## DIRECTIONS
Leave out any picture and return the remaining listing below exactly as given.

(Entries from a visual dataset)
# # # # # # #

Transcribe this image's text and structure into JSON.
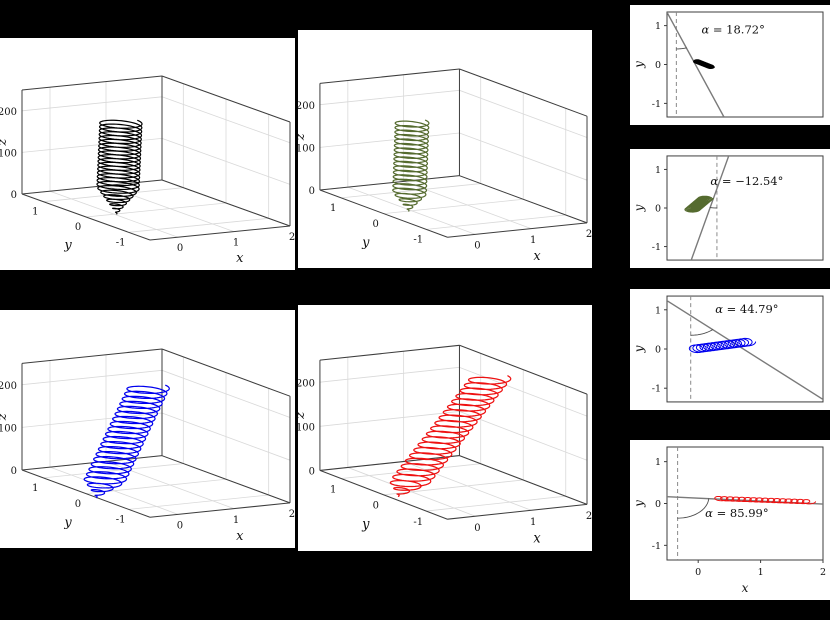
{
  "figure": {
    "background": "#000000",
    "panel_background": "#ffffff"
  },
  "styles": {
    "grid_color": "#d9d9d9",
    "box_color": "#3d3d3d",
    "tick_color": "#111111",
    "guide_line_color": "#7a7a7a",
    "dashed_line_color": "#8a8a8a",
    "arc_color": "#4d4d4d"
  },
  "chart_data": [
    {
      "id": "traj3d-black",
      "type": "line3d",
      "series_color": "#000000",
      "xlabel": "x",
      "ylabel": "y",
      "zlabel": "z",
      "xlim": [
        -0.5,
        2
      ],
      "ylim": [
        -1.5,
        1.5
      ],
      "zlim": [
        0,
        250
      ],
      "xticks": [
        0,
        1,
        2
      ],
      "yticks": [
        -1,
        0,
        1
      ],
      "zticks": [
        0,
        100,
        200
      ],
      "helix": {
        "x0": 0.05,
        "y0": 0.0,
        "drift_x": 0.15,
        "drift_y": 0.1,
        "radius_x": 0.3,
        "radius_y": 0.3,
        "turns": 24,
        "z_max": 215,
        "taper": 0.28
      }
    },
    {
      "id": "traj3d-green",
      "type": "line3d",
      "series_color": "#556b2f",
      "xlabel": "x",
      "ylabel": "y",
      "zlabel": "z",
      "xlim": [
        -0.5,
        2
      ],
      "ylim": [
        -1.5,
        1.5
      ],
      "zlim": [
        0,
        250
      ],
      "xticks": [
        0,
        1,
        2
      ],
      "yticks": [
        -1,
        0,
        1
      ],
      "zticks": [
        0,
        100,
        200
      ],
      "helix": {
        "x0": -0.05,
        "y0": 0.0,
        "drift_x": 0.12,
        "drift_y": 0.08,
        "radius_x": 0.24,
        "radius_y": 0.24,
        "turns": 20,
        "z_max": 205,
        "taper": 0.2
      }
    },
    {
      "id": "traj3d-blue",
      "type": "line3d",
      "series_color": "#0000ee",
      "xlabel": "x",
      "ylabel": "y",
      "zlabel": "z",
      "xlim": [
        -0.5,
        2
      ],
      "ylim": [
        -1.5,
        1.5
      ],
      "zlim": [
        0,
        250
      ],
      "xticks": [
        0,
        1,
        2
      ],
      "yticks": [
        -1,
        0,
        1
      ],
      "zticks": [
        0,
        100,
        200
      ],
      "helix": {
        "x0": -0.5,
        "y0": -0.25,
        "drift_x": 1.2,
        "drift_y": 0.35,
        "radius_x": 0.3,
        "radius_y": 0.28,
        "turns": 22,
        "z_max": 230,
        "taper": 0.15
      }
    },
    {
      "id": "traj3d-red",
      "type": "line3d",
      "series_color": "#ee1111",
      "xlabel": "x",
      "ylabel": "y",
      "zlabel": "z",
      "xlim": [
        -0.5,
        2
      ],
      "ylim": [
        -1.5,
        1.5
      ],
      "zlim": [
        0,
        250
      ],
      "xticks": [
        0,
        1,
        2
      ],
      "yticks": [
        -1,
        0,
        1
      ],
      "zticks": [
        0,
        100,
        200
      ],
      "helix": {
        "x0": -0.35,
        "y0": -0.15,
        "drift_x": 1.85,
        "drift_y": 0.25,
        "radius_x": 0.3,
        "radius_y": 0.26,
        "turns": 22,
        "z_max": 235,
        "taper": 0.12
      }
    },
    {
      "id": "view2d-black",
      "type": "line2d",
      "series_color": "#000000",
      "ylabel": "y",
      "xlabel": "x",
      "show_x_axis": false,
      "xlim": [
        -0.5,
        2
      ],
      "ylim": [
        -1.35,
        1.35
      ],
      "yticks": [
        -1,
        0,
        1
      ],
      "xticks": [
        0,
        1,
        2
      ],
      "alpha_deg": 18.72,
      "alpha_symbol": "α",
      "alpha_text": "= 18.72°",
      "dashed_x": -0.35,
      "line_point": [
        -0.35,
        0.9
      ],
      "arc_radius": 0.5,
      "label_pos": [
        0.56,
        0.8
      ],
      "loops": {
        "x0": -0.02,
        "y0": 0.08,
        "drift_x": 0.22,
        "drift_y": -0.14,
        "radius_x": 0.06,
        "radius_y": 0.045,
        "turns": 18
      }
    },
    {
      "id": "view2d-green",
      "type": "line2d",
      "series_color": "#556b2f",
      "ylabel": "y",
      "xlabel": "x",
      "show_x_axis": false,
      "xlim": [
        -0.5,
        2
      ],
      "ylim": [
        -1.35,
        1.35
      ],
      "yticks": [
        -1,
        0,
        1
      ],
      "xticks": [
        0,
        1,
        2
      ],
      "alpha_deg": -12.54,
      "alpha_symbol": "α",
      "alpha_text": "= −12.54°",
      "dashed_x": 0.3,
      "line_point": [
        0.3,
        0.5
      ],
      "arc_radius": 0.5,
      "label_pos": [
        0.78,
        0.6
      ],
      "loops": {
        "x0": -0.1,
        "y0": -0.05,
        "drift_x": 0.22,
        "drift_y": 0.3,
        "radius_x": 0.12,
        "radius_y": 0.07,
        "turns": 16
      }
    },
    {
      "id": "view2d-blue",
      "type": "line2d",
      "series_color": "#0000ee",
      "ylabel": "y",
      "xlabel": "x",
      "show_x_axis": false,
      "xlim": [
        -0.5,
        2
      ],
      "ylim": [
        -1.35,
        1.35
      ],
      "yticks": [
        -1,
        0,
        1
      ],
      "xticks": [
        0,
        1,
        2
      ],
      "alpha_deg": 44.79,
      "alpha_symbol": "α",
      "alpha_text": "= 44.79°",
      "dashed_x": -0.12,
      "line_point": [
        -0.12,
        0.85
      ],
      "arc_radius": 0.5,
      "label_pos": [
        0.78,
        0.92
      ],
      "loops": {
        "x0": -0.05,
        "y0": 0.0,
        "drift_x": 0.85,
        "drift_y": 0.18,
        "radius_x": 0.12,
        "radius_y": 0.1,
        "turns": 15
      }
    },
    {
      "id": "view2d-red",
      "type": "line2d",
      "series_color": "#ee1111",
      "ylabel": "y",
      "xlabel": "x",
      "show_x_axis": true,
      "xlim": [
        -0.5,
        2
      ],
      "ylim": [
        -1.35,
        1.35
      ],
      "yticks": [
        -1,
        0,
        1
      ],
      "xticks": [
        0,
        1,
        2
      ],
      "alpha_deg": 85.99,
      "alpha_symbol": "α",
      "alpha_text": "= 85.99°",
      "dashed_x": -0.33,
      "line_point": [
        -0.33,
        0.15
      ],
      "arc_radius": 0.5,
      "label_pos": [
        0.62,
        -0.32
      ],
      "loops": {
        "x0": 0.3,
        "y0": 0.12,
        "drift_x": 1.5,
        "drift_y": -0.08,
        "radius_x": 0.08,
        "radius_y": 0.05,
        "turns": 16
      }
    }
  ]
}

# # # # # # #

## TASK ANSWER
Transcribe this image's text and structure into JSON.
{
  "figure": {
    "background": "#000000",
    "panel_background": "#ffffff"
  },
  "styles": {
    "grid_color": "#d9d9d9",
    "box_color": "#3d3d3d",
    "tick_color": "#111111",
    "guide_line_color": "#7a7a7a",
    "dashed_line_color": "#8a8a8a",
    "arc_color": "#4d4d4d"
  },
  "chart_data": [
    {
      "id": "traj3d-black",
      "type": "line3d",
      "series_color": "#000000",
      "xlabel": "x",
      "ylabel": "y",
      "zlabel": "z",
      "xlim": [
        -0.5,
        2
      ],
      "ylim": [
        -1.5,
        1.5
      ],
      "zlim": [
        0,
        250
      ],
      "xticks": [
        0,
        1,
        2
      ],
      "yticks": [
        -1,
        0,
        1
      ],
      "zticks": [
        0,
        100,
        200
      ],
      "helix": {
        "x0": 0.05,
        "y0": 0.0,
        "drift_x": 0.15,
        "drift_y": 0.1,
        "radius_x": 0.3,
        "radius_y": 0.3,
        "turns": 24,
        "z_max": 215,
        "taper": 0.28
      }
    },
    {
      "id": "traj3d-green",
      "type": "line3d",
      "series_color": "#556b2f",
      "xlabel": "x",
      "ylabel": "y",
      "zlabel": "z",
      "xlim": [
        -0.5,
        2
      ],
      "ylim": [
        -1.5,
        1.5
      ],
      "zlim": [
        0,
        250
      ],
      "xticks": [
        0,
        1,
        2
      ],
      "yticks": [
        -1,
        0,
        1
      ],
      "zticks": [
        0,
        100,
        200
      ],
      "helix": {
        "x0": -0.05,
        "y0": 0.0,
        "drift_x": 0.12,
        "drift_y": 0.08,
        "radius_x": 0.24,
        "radius_y": 0.24,
        "turns": 20,
        "z_max": 205,
        "taper": 0.2
      }
    },
    {
      "id": "traj3d-blue",
      "type": "line3d",
      "series_color": "#0000ee",
      "xlabel": "x",
      "ylabel": "y",
      "zlabel": "z",
      "xlim": [
        -0.5,
        2
      ],
      "ylim": [
        -1.5,
        1.5
      ],
      "zlim": [
        0,
        250
      ],
      "xticks": [
        0,
        1,
        2
      ],
      "yticks": [
        -1,
        0,
        1
      ],
      "zticks": [
        0,
        100,
        200
      ],
      "helix": {
        "x0": -0.5,
        "y0": -0.25,
        "drift_x": 1.2,
        "drift_y": 0.35,
        "radius_x": 0.3,
        "radius_y": 0.28,
        "turns": 22,
        "z_max": 230,
        "taper": 0.15
      }
    },
    {
      "id": "traj3d-red",
      "type": "line3d",
      "series_color": "#ee1111",
      "xlabel": "x",
      "ylabel": "y",
      "zlabel": "z",
      "xlim": [
        -0.5,
        2
      ],
      "ylim": [
        -1.5,
        1.5
      ],
      "zlim": [
        0,
        250
      ],
      "xticks": [
        0,
        1,
        2
      ],
      "yticks": [
        -1,
        0,
        1
      ],
      "zticks": [
        0,
        100,
        200
      ],
      "helix": {
        "x0": -0.35,
        "y0": -0.15,
        "drift_x": 1.85,
        "drift_y": 0.25,
        "radius_x": 0.3,
        "radius_y": 0.26,
        "turns": 22,
        "z_max": 235,
        "taper": 0.12
      }
    },
    {
      "id": "view2d-black",
      "type": "line2d",
      "series_color": "#000000",
      "ylabel": "y",
      "xlabel": "x",
      "show_x_axis": false,
      "xlim": [
        -0.5,
        2
      ],
      "ylim": [
        -1.35,
        1.35
      ],
      "yticks": [
        -1,
        0,
        1
      ],
      "xticks": [
        0,
        1,
        2
      ],
      "alpha_deg": 18.72,
      "alpha_symbol": "α",
      "alpha_text": "= 18.72°",
      "dashed_x": -0.35,
      "line_point": [
        -0.35,
        0.9
      ],
      "arc_radius": 0.5,
      "label_pos": [
        0.56,
        0.8
      ],
      "loops": {
        "x0": -0.02,
        "y0": 0.08,
        "drift_x": 0.22,
        "drift_y": -0.14,
        "radius_x": 0.06,
        "radius_y": 0.045,
        "turns": 18
      }
    },
    {
      "id": "view2d-green",
      "type": "line2d",
      "series_color": "#556b2f",
      "ylabel": "y",
      "xlabel": "x",
      "show_x_axis": false,
      "xlim": [
        -0.5,
        2
      ],
      "ylim": [
        -1.35,
        1.35
      ],
      "yticks": [
        -1,
        0,
        1
      ],
      "xticks": [
        0,
        1,
        2
      ],
      "alpha_deg": -12.54,
      "alpha_symbol": "α",
      "alpha_text": "= −12.54°",
      "dashed_x": 0.3,
      "line_point": [
        0.3,
        0.5
      ],
      "arc_radius": 0.5,
      "label_pos": [
        0.78,
        0.6
      ],
      "loops": {
        "x0": -0.1,
        "y0": -0.05,
        "drift_x": 0.22,
        "drift_y": 0.3,
        "radius_x": 0.12,
        "radius_y": 0.07,
        "turns": 16
      }
    },
    {
      "id": "view2d-blue",
      "type": "line2d",
      "series_color": "#0000ee",
      "ylabel": "y",
      "xlabel": "x",
      "show_x_axis": false,
      "xlim": [
        -0.5,
        2
      ],
      "ylim": [
        -1.35,
        1.35
      ],
      "yticks": [
        -1,
        0,
        1
      ],
      "xticks": [
        0,
        1,
        2
      ],
      "alpha_deg": 44.79,
      "alpha_symbol": "α",
      "alpha_text": "= 44.79°",
      "dashed_x": -0.12,
      "line_point": [
        -0.12,
        0.85
      ],
      "arc_radius": 0.5,
      "label_pos": [
        0.78,
        0.92
      ],
      "loops": {
        "x0": -0.05,
        "y0": 0.0,
        "drift_x": 0.85,
        "drift_y": 0.18,
        "radius_x": 0.12,
        "radius_y": 0.1,
        "turns": 15
      }
    },
    {
      "id": "view2d-red",
      "type": "line2d",
      "series_color": "#ee1111",
      "ylabel": "y",
      "xlabel": "x",
      "show_x_axis": true,
      "xlim": [
        -0.5,
        2
      ],
      "ylim": [
        -1.35,
        1.35
      ],
      "yticks": [
        -1,
        0,
        1
      ],
      "xticks": [
        0,
        1,
        2
      ],
      "alpha_deg": 85.99,
      "alpha_symbol": "α",
      "alpha_text": "= 85.99°",
      "dashed_x": -0.33,
      "line_point": [
        -0.33,
        0.15
      ],
      "arc_radius": 0.5,
      "label_pos": [
        0.62,
        -0.32
      ],
      "loops": {
        "x0": 0.3,
        "y0": 0.12,
        "drift_x": 1.5,
        "drift_y": -0.08,
        "radius_x": 0.08,
        "radius_y": 0.05,
        "turns": 16
      }
    }
  ]
}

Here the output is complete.